(PROBLEM DESCRIPTION)
How many lines in the listing below contain the string "events"? Case counts. Give only the number.

(RECORDS SHOWN)
— Begin —
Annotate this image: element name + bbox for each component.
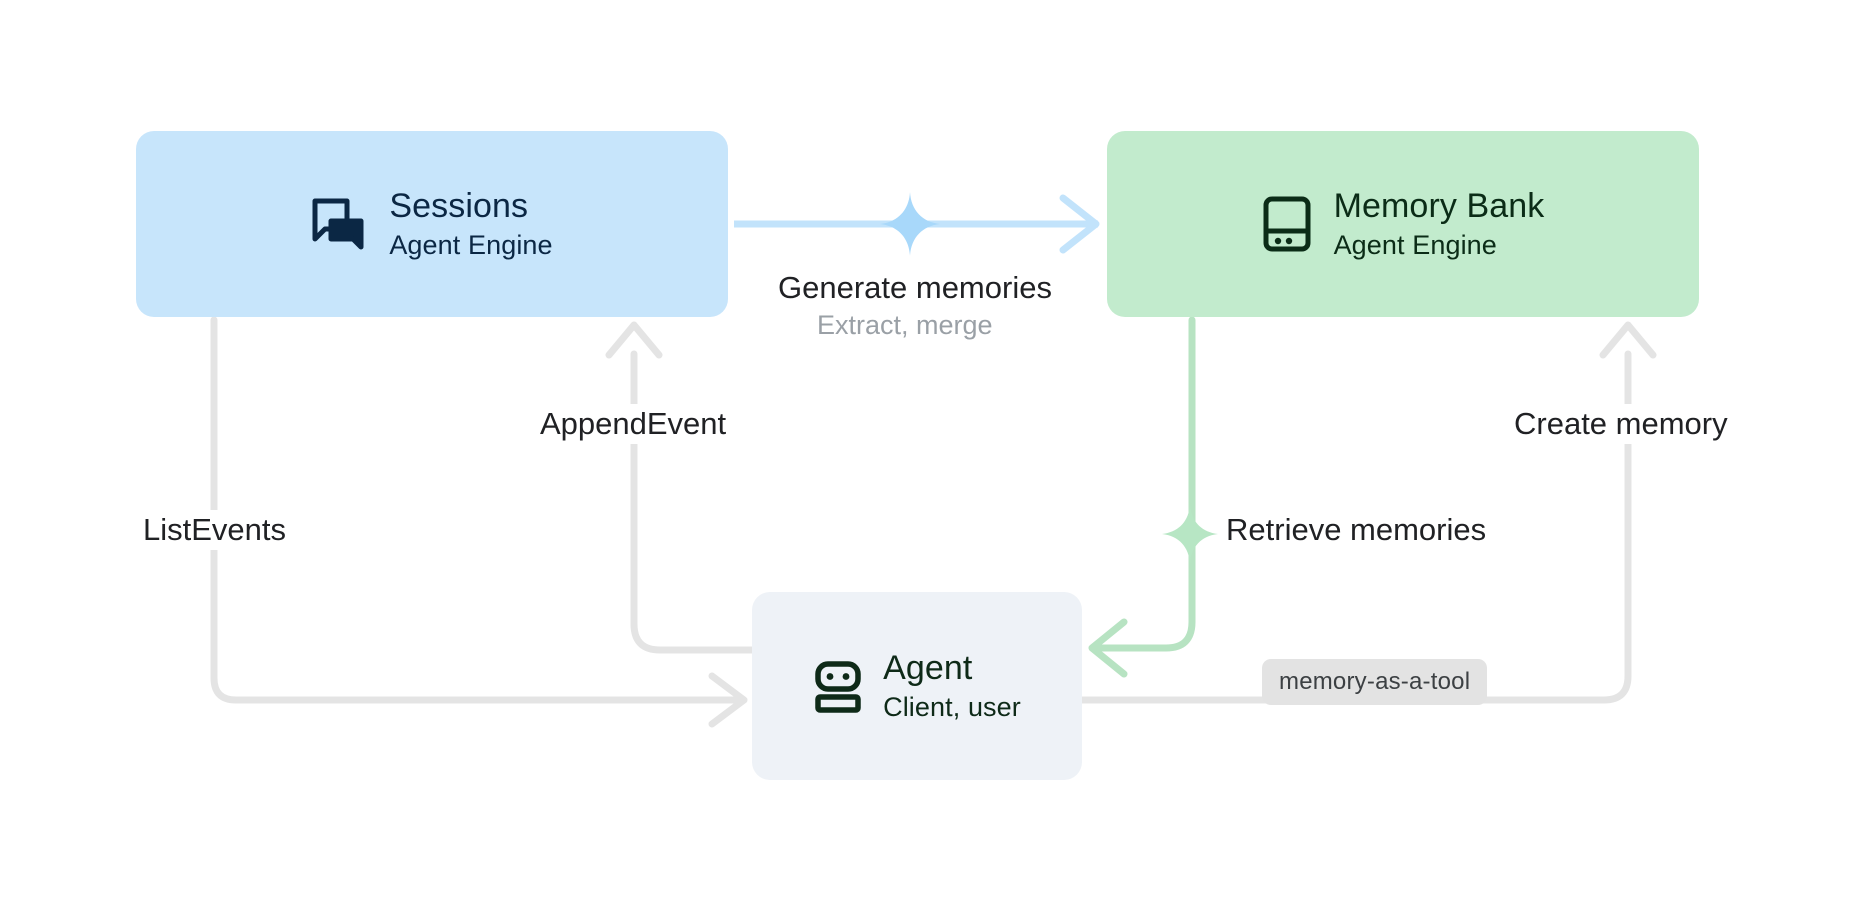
edge-retrieve-memories bbox=[1088, 316, 1196, 678]
edge-list-events bbox=[210, 316, 748, 728]
chat-bubbles-icon bbox=[312, 198, 364, 250]
node-memory-bank-title: Memory Bank bbox=[1333, 187, 1545, 225]
edge-label-create-memory: Create memory bbox=[1505, 404, 1737, 444]
edge-create-memory bbox=[1078, 321, 1657, 704]
edge-label-generate-memories: Generate memories bbox=[769, 268, 1061, 308]
node-sessions-subtitle: Agent Engine bbox=[389, 230, 553, 260]
database-storage-icon bbox=[1263, 196, 1311, 252]
edge-label-retrieve-memories: Retrieve memories bbox=[1222, 510, 1496, 550]
node-agent[interactable]: Agent Client, user bbox=[752, 592, 1082, 780]
sparkle-blue-icon bbox=[880, 192, 940, 256]
node-agent-subtitle: Client, user bbox=[883, 692, 1021, 722]
sparkle-green-icon bbox=[1162, 504, 1218, 564]
edge-sublabel-extract-merge: Extract, merge bbox=[808, 308, 1002, 343]
node-memory-bank-subtitle: Agent Engine bbox=[1333, 230, 1497, 260]
robot-icon bbox=[815, 661, 861, 713]
node-agent-title: Agent bbox=[883, 649, 973, 687]
edge-label-append-event: AppendEvent bbox=[531, 404, 736, 444]
edge-label-list-events: ListEvents bbox=[134, 510, 296, 550]
edge-append-event bbox=[605, 321, 756, 654]
node-sessions[interactable]: Sessions Agent Engine bbox=[136, 131, 728, 317]
badge-memory-as-a-tool: memory-as-a-tool bbox=[1262, 659, 1488, 705]
node-memory-bank[interactable]: Memory Bank Agent Engine bbox=[1107, 131, 1699, 317]
node-sessions-title: Sessions bbox=[389, 187, 529, 225]
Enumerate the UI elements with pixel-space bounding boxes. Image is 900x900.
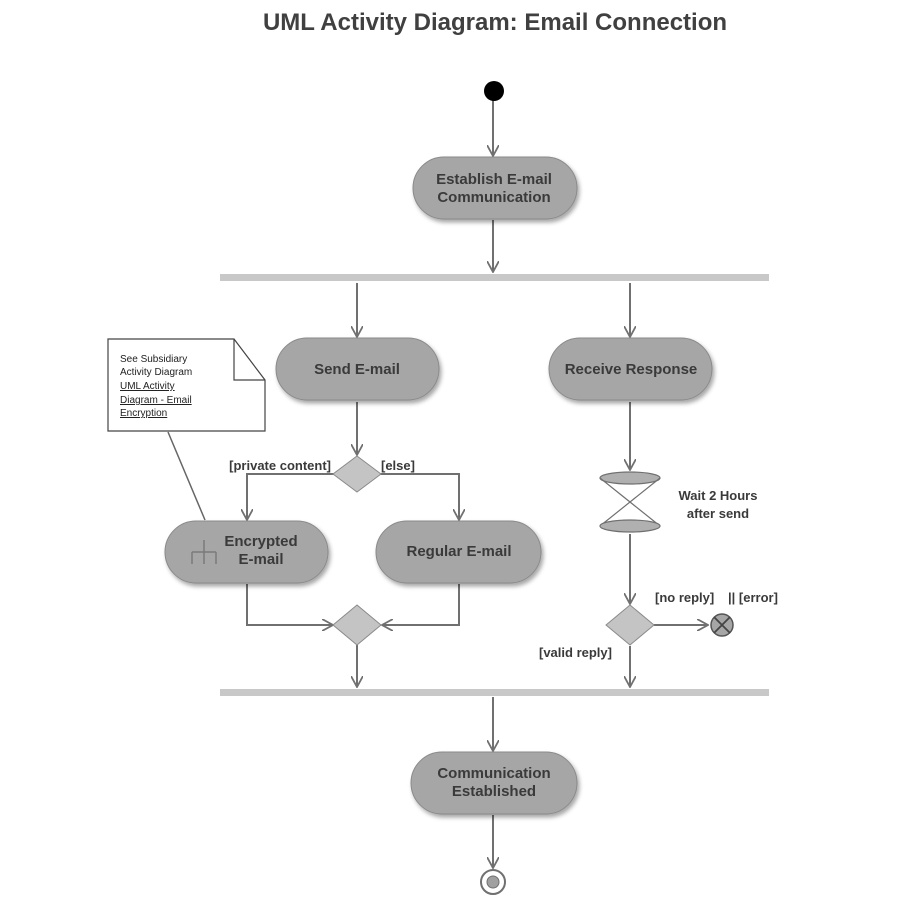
— End —
(FINISHED ANSWER)
2